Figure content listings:
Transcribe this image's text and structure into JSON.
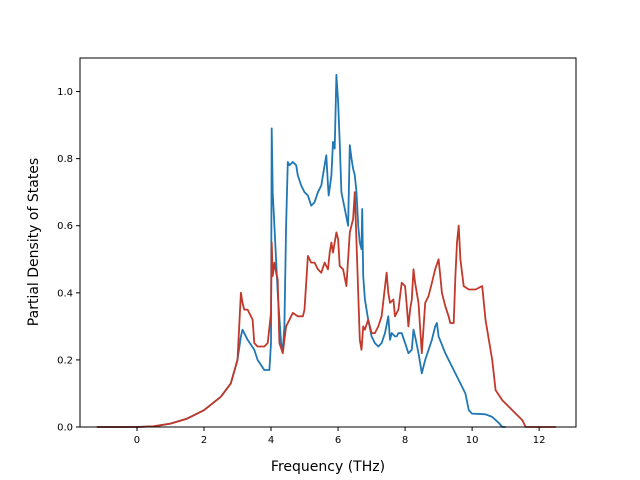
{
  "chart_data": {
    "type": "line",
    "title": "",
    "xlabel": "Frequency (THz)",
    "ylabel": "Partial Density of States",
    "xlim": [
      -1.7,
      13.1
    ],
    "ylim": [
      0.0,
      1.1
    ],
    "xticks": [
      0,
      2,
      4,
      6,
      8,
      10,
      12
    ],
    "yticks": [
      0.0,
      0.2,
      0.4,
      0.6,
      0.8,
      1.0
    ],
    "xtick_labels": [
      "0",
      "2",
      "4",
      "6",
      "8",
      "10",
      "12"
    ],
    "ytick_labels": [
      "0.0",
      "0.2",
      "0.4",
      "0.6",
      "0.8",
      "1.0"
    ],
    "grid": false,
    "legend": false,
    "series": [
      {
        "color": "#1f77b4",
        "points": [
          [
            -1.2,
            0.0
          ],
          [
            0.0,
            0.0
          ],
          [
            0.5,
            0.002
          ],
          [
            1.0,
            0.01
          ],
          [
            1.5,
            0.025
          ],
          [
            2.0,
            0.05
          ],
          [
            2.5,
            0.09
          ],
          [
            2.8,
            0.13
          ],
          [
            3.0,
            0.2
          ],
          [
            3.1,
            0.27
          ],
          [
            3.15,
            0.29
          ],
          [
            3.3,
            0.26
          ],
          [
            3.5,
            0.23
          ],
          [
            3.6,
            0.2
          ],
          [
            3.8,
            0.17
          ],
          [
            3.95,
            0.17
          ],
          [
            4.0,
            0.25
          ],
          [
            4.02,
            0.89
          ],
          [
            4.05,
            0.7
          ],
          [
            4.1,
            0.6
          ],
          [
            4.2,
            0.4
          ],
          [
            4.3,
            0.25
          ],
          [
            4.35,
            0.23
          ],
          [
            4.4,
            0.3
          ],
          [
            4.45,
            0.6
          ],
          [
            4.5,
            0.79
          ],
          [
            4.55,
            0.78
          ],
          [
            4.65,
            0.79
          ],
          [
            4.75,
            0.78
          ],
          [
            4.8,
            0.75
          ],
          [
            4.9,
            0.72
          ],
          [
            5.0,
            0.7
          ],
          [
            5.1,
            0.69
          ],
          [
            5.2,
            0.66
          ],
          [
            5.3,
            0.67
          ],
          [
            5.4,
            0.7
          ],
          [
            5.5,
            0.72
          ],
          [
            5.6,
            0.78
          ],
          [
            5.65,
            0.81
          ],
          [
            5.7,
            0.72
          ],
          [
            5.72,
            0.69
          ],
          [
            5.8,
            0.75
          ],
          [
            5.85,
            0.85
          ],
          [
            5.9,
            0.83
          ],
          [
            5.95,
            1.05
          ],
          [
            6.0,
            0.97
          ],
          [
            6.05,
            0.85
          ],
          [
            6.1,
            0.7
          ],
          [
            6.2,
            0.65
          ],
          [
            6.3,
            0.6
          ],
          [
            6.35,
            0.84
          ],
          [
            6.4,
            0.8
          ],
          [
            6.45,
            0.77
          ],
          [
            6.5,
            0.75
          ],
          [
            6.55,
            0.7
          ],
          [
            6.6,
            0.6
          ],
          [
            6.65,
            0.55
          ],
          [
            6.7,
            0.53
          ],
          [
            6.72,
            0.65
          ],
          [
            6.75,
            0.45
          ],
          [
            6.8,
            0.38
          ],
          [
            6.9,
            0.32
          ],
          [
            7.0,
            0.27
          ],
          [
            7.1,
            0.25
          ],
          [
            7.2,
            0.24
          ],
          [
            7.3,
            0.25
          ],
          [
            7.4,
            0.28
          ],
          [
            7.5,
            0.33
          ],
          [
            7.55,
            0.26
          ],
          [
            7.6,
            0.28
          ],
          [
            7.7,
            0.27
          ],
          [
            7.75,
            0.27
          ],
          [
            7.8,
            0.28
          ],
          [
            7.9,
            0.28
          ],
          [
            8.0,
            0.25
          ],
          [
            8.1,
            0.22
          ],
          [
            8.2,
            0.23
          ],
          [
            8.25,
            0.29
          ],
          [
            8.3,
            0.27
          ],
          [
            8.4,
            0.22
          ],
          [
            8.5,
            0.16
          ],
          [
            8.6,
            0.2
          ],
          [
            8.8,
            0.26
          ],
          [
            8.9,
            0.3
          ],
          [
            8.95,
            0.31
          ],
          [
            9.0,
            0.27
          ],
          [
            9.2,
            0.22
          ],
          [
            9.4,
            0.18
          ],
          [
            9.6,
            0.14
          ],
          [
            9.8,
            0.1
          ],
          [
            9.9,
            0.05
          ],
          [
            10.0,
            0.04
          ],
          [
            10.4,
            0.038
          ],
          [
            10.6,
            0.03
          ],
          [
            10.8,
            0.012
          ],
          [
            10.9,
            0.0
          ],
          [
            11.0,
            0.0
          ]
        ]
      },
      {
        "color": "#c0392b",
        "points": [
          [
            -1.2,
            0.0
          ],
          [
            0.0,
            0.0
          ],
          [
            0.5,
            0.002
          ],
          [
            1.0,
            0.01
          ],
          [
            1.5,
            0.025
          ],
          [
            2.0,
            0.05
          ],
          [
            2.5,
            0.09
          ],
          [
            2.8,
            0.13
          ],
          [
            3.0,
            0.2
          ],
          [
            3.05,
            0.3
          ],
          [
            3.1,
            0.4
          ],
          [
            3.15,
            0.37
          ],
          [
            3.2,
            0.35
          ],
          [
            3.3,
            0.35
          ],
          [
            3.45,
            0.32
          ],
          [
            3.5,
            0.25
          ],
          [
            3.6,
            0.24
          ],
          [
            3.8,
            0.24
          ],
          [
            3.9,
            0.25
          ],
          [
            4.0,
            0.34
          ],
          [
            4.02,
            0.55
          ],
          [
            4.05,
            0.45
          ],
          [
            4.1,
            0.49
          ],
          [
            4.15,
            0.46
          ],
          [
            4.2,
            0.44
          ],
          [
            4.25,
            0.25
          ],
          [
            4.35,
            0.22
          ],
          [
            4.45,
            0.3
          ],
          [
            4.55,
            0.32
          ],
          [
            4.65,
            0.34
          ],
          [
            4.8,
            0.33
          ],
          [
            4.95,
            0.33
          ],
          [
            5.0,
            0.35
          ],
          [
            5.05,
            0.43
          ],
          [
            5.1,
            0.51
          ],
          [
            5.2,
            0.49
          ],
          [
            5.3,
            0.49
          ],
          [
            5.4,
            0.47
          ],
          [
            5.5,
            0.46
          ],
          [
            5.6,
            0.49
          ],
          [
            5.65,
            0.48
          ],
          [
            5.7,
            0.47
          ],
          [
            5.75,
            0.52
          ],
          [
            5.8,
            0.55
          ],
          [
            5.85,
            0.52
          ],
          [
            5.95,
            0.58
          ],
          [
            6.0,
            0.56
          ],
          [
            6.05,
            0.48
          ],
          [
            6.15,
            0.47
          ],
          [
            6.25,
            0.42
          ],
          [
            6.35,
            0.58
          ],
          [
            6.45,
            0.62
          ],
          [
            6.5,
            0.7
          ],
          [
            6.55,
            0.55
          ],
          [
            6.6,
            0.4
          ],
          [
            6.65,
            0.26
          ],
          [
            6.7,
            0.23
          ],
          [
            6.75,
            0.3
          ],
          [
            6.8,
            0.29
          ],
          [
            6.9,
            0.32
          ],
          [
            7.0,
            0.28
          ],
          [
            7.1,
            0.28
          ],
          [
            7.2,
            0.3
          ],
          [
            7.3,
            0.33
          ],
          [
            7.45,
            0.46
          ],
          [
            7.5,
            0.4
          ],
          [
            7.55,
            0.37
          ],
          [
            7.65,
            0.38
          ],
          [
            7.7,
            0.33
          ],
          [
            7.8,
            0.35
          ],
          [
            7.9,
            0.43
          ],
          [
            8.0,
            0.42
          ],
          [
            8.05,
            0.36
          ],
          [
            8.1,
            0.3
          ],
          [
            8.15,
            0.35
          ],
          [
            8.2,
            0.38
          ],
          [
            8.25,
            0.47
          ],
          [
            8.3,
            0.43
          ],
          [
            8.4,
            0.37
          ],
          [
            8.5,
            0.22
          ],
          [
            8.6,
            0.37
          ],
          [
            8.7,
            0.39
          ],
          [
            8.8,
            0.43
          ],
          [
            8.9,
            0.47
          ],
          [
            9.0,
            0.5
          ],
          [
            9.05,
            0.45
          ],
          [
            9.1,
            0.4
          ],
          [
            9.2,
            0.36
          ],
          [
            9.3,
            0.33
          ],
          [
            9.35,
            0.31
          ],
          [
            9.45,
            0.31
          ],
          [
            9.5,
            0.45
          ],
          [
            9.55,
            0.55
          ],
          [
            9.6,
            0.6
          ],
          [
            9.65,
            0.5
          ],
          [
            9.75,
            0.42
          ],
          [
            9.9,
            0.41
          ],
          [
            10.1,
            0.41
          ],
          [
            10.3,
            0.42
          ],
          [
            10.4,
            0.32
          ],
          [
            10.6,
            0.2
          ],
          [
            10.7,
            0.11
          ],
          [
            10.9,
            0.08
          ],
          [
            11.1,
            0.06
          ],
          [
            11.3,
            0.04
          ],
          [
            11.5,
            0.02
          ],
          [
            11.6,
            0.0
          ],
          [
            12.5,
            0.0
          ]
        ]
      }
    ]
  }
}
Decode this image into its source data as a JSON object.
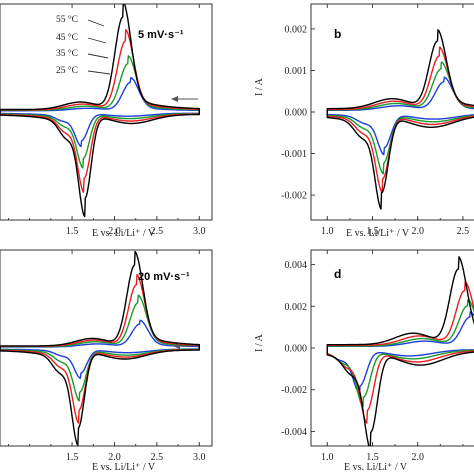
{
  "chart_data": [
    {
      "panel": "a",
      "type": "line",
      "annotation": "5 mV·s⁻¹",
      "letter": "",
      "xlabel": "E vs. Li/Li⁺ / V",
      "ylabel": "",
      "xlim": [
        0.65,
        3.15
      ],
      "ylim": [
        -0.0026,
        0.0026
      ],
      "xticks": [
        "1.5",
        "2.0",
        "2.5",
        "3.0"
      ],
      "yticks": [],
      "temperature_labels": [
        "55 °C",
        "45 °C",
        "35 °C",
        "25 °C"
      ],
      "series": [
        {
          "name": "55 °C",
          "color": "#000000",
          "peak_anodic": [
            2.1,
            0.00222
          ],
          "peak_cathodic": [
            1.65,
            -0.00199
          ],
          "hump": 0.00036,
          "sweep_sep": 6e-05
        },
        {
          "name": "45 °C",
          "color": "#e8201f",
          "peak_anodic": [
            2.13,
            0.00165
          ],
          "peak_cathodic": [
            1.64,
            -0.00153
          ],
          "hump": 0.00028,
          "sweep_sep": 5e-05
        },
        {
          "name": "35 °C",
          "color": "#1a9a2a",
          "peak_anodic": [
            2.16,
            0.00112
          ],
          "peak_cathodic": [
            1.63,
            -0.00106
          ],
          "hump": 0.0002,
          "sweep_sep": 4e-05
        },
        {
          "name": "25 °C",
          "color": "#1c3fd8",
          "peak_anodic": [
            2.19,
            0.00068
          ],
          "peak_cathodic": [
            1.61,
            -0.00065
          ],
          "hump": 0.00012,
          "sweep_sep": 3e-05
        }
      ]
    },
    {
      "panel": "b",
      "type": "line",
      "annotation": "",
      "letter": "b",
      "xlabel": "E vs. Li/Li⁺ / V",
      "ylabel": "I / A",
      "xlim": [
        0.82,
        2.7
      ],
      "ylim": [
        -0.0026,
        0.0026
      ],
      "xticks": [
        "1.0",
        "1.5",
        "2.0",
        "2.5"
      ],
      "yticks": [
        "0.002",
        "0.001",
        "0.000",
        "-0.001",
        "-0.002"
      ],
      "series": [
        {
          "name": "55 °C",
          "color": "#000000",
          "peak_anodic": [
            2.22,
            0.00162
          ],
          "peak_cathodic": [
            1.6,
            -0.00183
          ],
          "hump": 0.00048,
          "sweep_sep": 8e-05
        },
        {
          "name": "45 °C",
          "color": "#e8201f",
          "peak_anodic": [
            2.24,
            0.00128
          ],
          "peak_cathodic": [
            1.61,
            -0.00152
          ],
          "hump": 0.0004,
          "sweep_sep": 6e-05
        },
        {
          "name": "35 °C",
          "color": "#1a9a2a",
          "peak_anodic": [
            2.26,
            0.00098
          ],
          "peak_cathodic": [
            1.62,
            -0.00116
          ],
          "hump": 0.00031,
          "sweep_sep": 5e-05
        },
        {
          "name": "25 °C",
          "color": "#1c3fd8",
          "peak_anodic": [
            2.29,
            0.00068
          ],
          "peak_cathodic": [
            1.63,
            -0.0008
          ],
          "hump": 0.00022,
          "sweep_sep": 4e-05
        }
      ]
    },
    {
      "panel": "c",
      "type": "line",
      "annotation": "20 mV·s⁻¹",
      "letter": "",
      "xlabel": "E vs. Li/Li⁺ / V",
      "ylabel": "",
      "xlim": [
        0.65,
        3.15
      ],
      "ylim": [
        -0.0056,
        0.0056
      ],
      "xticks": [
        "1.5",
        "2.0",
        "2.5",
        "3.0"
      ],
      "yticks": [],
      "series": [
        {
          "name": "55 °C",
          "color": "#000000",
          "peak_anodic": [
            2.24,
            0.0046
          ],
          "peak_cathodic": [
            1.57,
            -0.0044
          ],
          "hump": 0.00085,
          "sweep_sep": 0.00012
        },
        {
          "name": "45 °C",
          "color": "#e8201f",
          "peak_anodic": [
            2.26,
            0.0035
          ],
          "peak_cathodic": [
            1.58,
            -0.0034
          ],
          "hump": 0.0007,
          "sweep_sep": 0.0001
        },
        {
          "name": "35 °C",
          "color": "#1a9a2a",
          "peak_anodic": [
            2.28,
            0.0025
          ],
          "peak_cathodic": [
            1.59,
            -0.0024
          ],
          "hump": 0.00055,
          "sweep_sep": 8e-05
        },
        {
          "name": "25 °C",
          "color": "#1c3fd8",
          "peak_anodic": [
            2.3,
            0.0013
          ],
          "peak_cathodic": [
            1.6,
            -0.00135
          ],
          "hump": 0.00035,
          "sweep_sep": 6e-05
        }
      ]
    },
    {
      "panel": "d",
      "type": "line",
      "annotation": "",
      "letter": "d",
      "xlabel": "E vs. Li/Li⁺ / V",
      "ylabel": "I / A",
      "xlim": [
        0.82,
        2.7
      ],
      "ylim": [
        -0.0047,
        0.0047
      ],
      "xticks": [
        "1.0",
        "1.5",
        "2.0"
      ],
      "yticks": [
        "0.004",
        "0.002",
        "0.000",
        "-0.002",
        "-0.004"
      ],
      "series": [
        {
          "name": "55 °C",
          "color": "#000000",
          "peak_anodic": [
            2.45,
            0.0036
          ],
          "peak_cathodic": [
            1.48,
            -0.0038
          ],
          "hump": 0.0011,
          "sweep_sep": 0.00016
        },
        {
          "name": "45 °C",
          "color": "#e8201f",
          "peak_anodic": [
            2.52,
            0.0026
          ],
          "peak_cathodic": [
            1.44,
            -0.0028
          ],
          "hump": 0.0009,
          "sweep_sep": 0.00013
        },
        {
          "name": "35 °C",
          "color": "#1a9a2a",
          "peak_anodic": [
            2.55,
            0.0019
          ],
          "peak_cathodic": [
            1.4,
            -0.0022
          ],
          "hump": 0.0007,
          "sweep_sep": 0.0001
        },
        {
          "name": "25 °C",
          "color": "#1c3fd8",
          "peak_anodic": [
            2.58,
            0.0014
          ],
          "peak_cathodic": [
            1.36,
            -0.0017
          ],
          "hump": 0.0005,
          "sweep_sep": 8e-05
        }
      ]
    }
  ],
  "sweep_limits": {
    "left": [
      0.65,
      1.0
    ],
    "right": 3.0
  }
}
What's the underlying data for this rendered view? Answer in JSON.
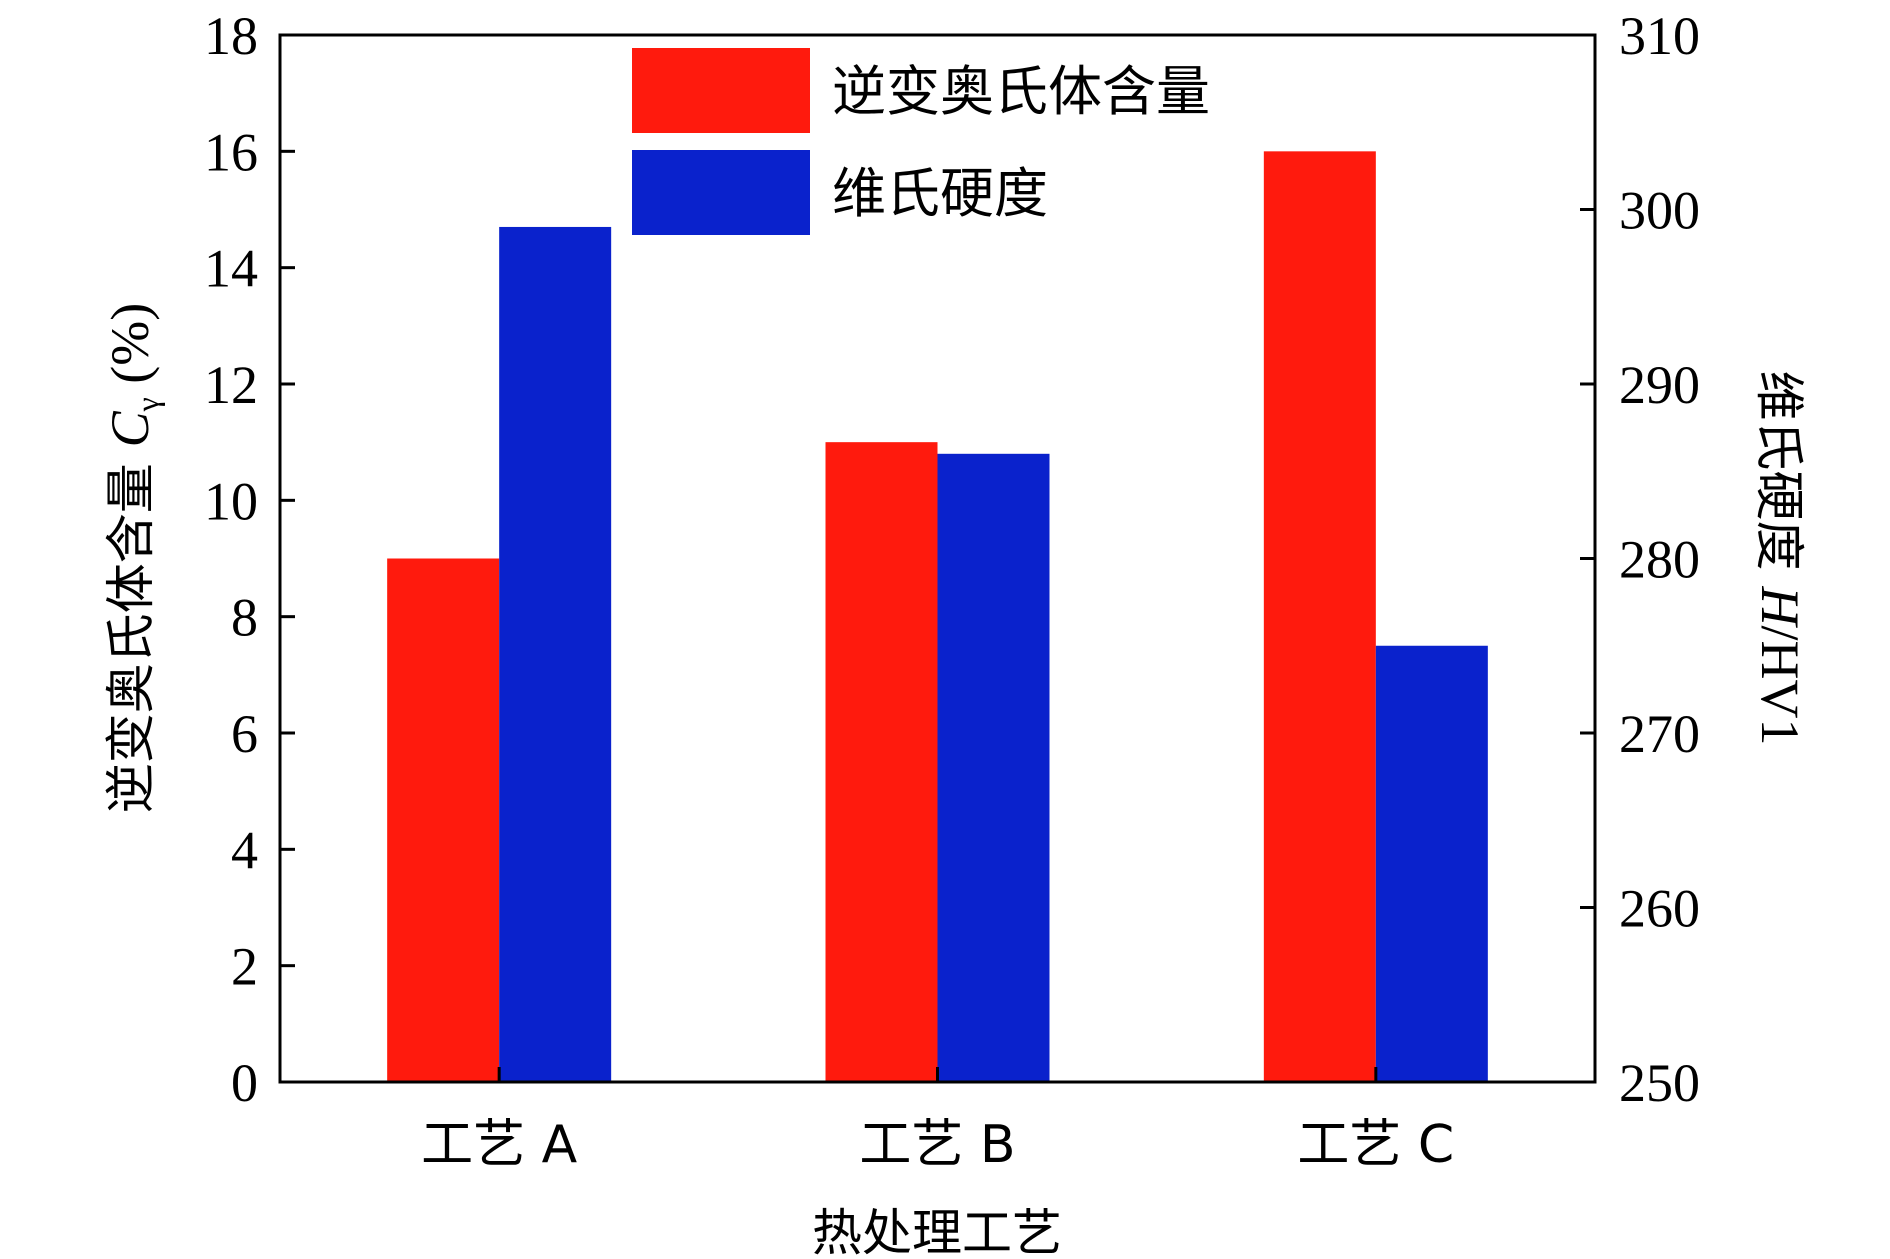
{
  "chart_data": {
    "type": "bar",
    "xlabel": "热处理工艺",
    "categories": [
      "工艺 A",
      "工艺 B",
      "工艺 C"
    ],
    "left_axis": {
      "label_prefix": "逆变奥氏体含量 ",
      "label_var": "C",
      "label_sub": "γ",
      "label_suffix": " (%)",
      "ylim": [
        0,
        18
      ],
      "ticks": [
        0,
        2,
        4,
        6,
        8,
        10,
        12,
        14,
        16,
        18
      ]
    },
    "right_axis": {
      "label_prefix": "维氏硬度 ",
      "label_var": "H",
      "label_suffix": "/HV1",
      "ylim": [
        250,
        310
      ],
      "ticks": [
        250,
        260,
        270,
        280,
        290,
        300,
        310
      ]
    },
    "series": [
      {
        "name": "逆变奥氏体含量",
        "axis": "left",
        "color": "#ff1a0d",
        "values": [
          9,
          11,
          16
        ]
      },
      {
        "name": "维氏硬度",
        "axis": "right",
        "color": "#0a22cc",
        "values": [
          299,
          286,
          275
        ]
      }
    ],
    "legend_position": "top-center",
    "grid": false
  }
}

**Given instruction**: Leave out the pictures, and extract exactly the lines from the one with "What's the underlying" through the end of the records, both ends included.

**Solution to the exercise**:
What's the underlying data for this rendered view? Answer in JSON.
{
  "chart_data": {
    "type": "bar",
    "xlabel": "热处理工艺",
    "categories": [
      "工艺 A",
      "工艺 B",
      "工艺 C"
    ],
    "left_axis": {
      "label_prefix": "逆变奥氏体含量 ",
      "label_var": "C",
      "label_sub": "γ",
      "label_suffix": " (%)",
      "ylim": [
        0,
        18
      ],
      "ticks": [
        0,
        2,
        4,
        6,
        8,
        10,
        12,
        14,
        16,
        18
      ]
    },
    "right_axis": {
      "label_prefix": "维氏硬度 ",
      "label_var": "H",
      "label_suffix": "/HV1",
      "ylim": [
        250,
        310
      ],
      "ticks": [
        250,
        260,
        270,
        280,
        290,
        300,
        310
      ]
    },
    "series": [
      {
        "name": "逆变奥氏体含量",
        "axis": "left",
        "color": "#ff1a0d",
        "values": [
          9,
          11,
          16
        ]
      },
      {
        "name": "维氏硬度",
        "axis": "right",
        "color": "#0a22cc",
        "values": [
          299,
          286,
          275
        ]
      }
    ],
    "legend_position": "top-center",
    "grid": false
  }
}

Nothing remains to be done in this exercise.